→ **TASK BRIEF**
Return a copy of every line in the records that includes the word "name".

## Begin

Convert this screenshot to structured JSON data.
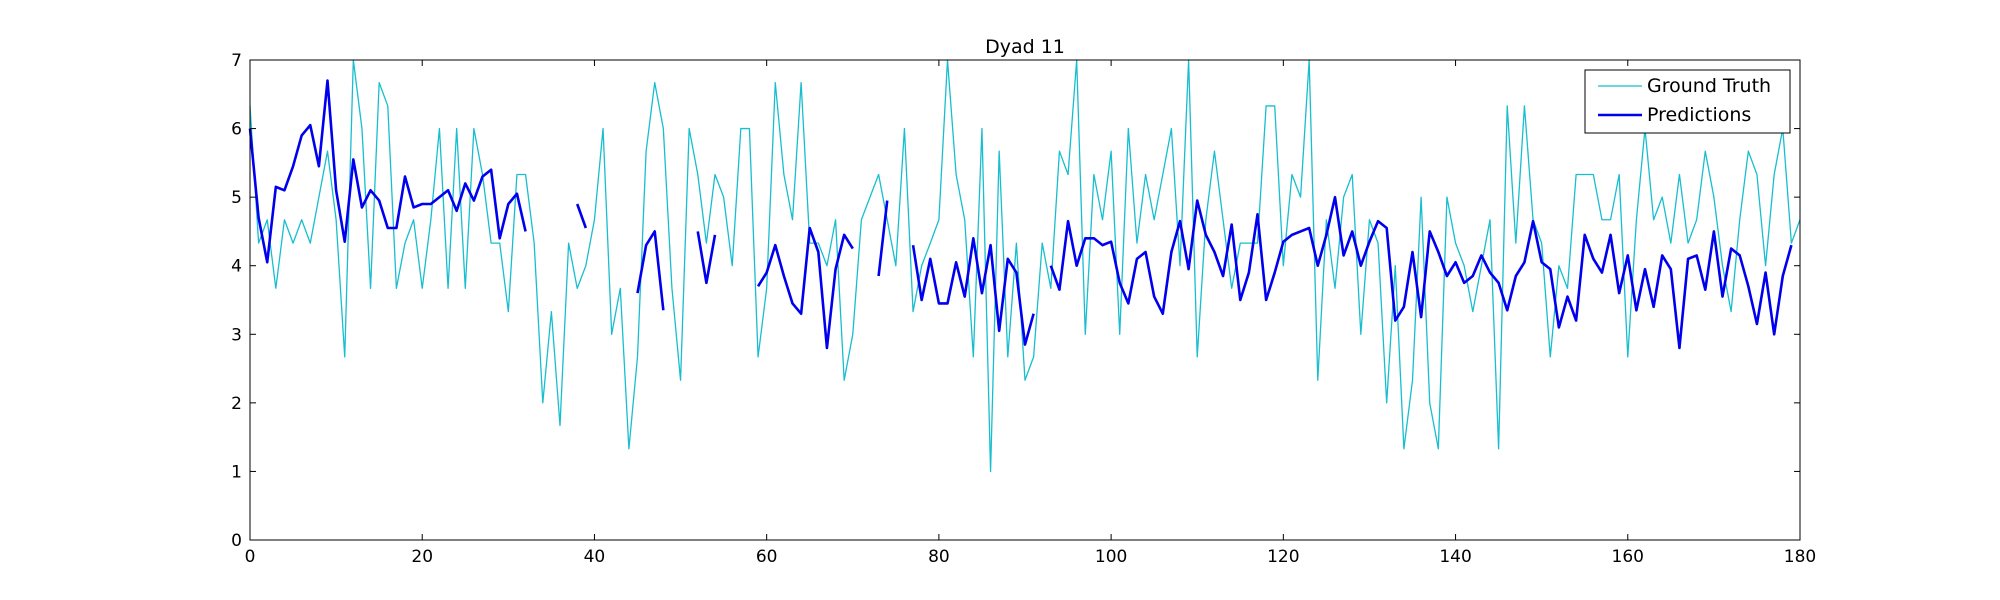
{
  "chart_data": {
    "type": "line",
    "title": "Dyad 11",
    "xlabel": "",
    "ylabel": "",
    "xlim": [
      0,
      180
    ],
    "ylim": [
      0,
      7
    ],
    "xticks": [
      0,
      20,
      40,
      60,
      80,
      100,
      120,
      140,
      160,
      180
    ],
    "yticks": [
      0,
      1,
      2,
      3,
      4,
      5,
      6,
      7
    ],
    "grid": false,
    "legend_position": "top-right",
    "series": [
      {
        "name": "Ground Truth",
        "color": "#17BECF",
        "values": [
          6.33,
          4.33,
          4.67,
          3.67,
          4.67,
          4.33,
          4.67,
          4.33,
          5.0,
          5.67,
          4.67,
          2.67,
          7.0,
          6.0,
          3.67,
          6.67,
          6.33,
          3.67,
          4.33,
          4.67,
          3.67,
          4.67,
          6.0,
          3.67,
          6.0,
          3.67,
          6.0,
          5.33,
          4.33,
          4.33,
          3.33,
          5.33,
          5.33,
          4.33,
          2.0,
          3.33,
          1.67,
          4.33,
          3.67,
          4.0,
          4.67,
          6.0,
          3.0,
          3.67,
          1.33,
          2.67,
          5.67,
          6.67,
          6.0,
          3.67,
          2.33,
          6.0,
          5.33,
          4.33,
          5.33,
          5.0,
          4.0,
          6.0,
          6.0,
          2.67,
          3.67,
          6.67,
          5.33,
          4.67,
          6.67,
          4.33,
          4.33,
          4.0,
          4.67,
          2.33,
          3.0,
          4.67,
          5.0,
          5.33,
          4.67,
          4.0,
          6.0,
          3.33,
          4.0,
          4.33,
          4.67,
          7.0,
          5.33,
          4.67,
          2.67,
          6.0,
          1.0,
          5.67,
          2.67,
          4.33,
          2.33,
          2.67,
          4.33,
          3.67,
          5.67,
          5.33,
          7.0,
          3.0,
          5.33,
          4.67,
          5.67,
          3.0,
          6.0,
          4.33,
          5.33,
          4.67,
          5.33,
          6.0,
          4.0,
          7.0,
          2.67,
          4.67,
          5.67,
          4.67,
          3.67,
          4.33,
          4.33,
          4.33,
          6.33,
          6.33,
          4.0,
          5.33,
          5.0,
          7.0,
          2.33,
          4.67,
          3.67,
          5.0,
          5.33,
          3.0,
          4.67,
          4.33,
          2.0,
          4.0,
          1.33,
          2.33,
          5.0,
          2.0,
          1.33,
          5.0,
          4.33,
          4.0,
          3.33,
          4.0,
          4.67,
          1.33,
          6.33,
          4.33,
          6.33,
          4.67,
          4.33,
          2.67,
          4.0,
          3.67,
          5.33,
          5.33,
          5.33,
          4.67,
          4.67,
          5.33,
          2.67,
          4.67,
          6.0,
          4.67,
          5.0,
          4.33,
          5.33,
          4.33,
          4.67,
          5.67,
          5.0,
          4.0,
          3.33,
          4.67,
          5.67,
          5.33,
          4.0,
          5.33,
          6.0,
          4.33,
          4.67
        ]
      },
      {
        "name": "Predictions",
        "color": "#0000EE",
        "values": [
          6.0,
          4.7,
          4.05,
          5.15,
          5.1,
          5.45,
          5.9,
          6.05,
          5.45,
          6.7,
          5.1,
          4.35,
          5.55,
          4.85,
          5.1,
          4.95,
          4.55,
          4.55,
          5.3,
          4.85,
          4.9,
          4.9,
          5.0,
          5.1,
          4.8,
          5.2,
          4.95,
          5.3,
          5.4,
          4.4,
          4.9,
          5.05,
          4.5,
          null,
          null,
          null,
          null,
          null,
          4.9,
          4.55,
          null,
          null,
          null,
          null,
          null,
          3.6,
          4.3,
          4.5,
          3.35,
          null,
          null,
          null,
          4.5,
          3.75,
          4.45,
          null,
          null,
          null,
          null,
          3.7,
          3.9,
          4.3,
          3.85,
          3.45,
          3.3,
          4.55,
          4.2,
          2.8,
          3.95,
          4.45,
          4.25,
          null,
          null,
          3.85,
          4.95,
          null,
          null,
          4.3,
          3.5,
          4.1,
          3.45,
          3.45,
          4.05,
          3.55,
          4.4,
          3.6,
          4.3,
          3.05,
          4.1,
          3.9,
          2.85,
          3.3,
          null,
          4.0,
          3.65,
          4.65,
          4.0,
          4.4,
          4.4,
          4.3,
          4.35,
          3.75,
          3.45,
          4.1,
          4.2,
          3.55,
          3.3,
          4.2,
          4.65,
          3.95,
          4.95,
          4.45,
          4.2,
          3.85,
          4.6,
          3.5,
          3.9,
          4.75,
          3.5,
          3.9,
          4.35,
          4.45,
          4.5,
          4.55,
          4.0,
          4.45,
          5.0,
          4.15,
          4.5,
          4.0,
          4.35,
          4.65,
          4.55,
          3.2,
          3.4,
          4.2,
          3.25,
          4.5,
          4.2,
          3.85,
          4.05,
          3.75,
          3.85,
          4.15,
          3.9,
          3.75,
          3.35,
          3.85,
          4.05,
          4.65,
          4.05,
          3.95,
          3.1,
          3.55,
          3.2,
          4.45,
          4.1,
          3.9,
          4.45,
          3.6,
          4.15,
          3.35,
          3.95,
          3.4,
          4.15,
          3.95,
          2.8,
          4.1,
          4.15,
          3.65,
          4.5,
          3.55,
          4.25,
          4.15,
          3.7,
          3.15,
          3.9,
          3.0,
          3.85,
          4.3
        ]
      }
    ]
  }
}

## End

→ **REPLY TO THE TASK**
        "name": "Ground Truth",
        "name": "Predictions",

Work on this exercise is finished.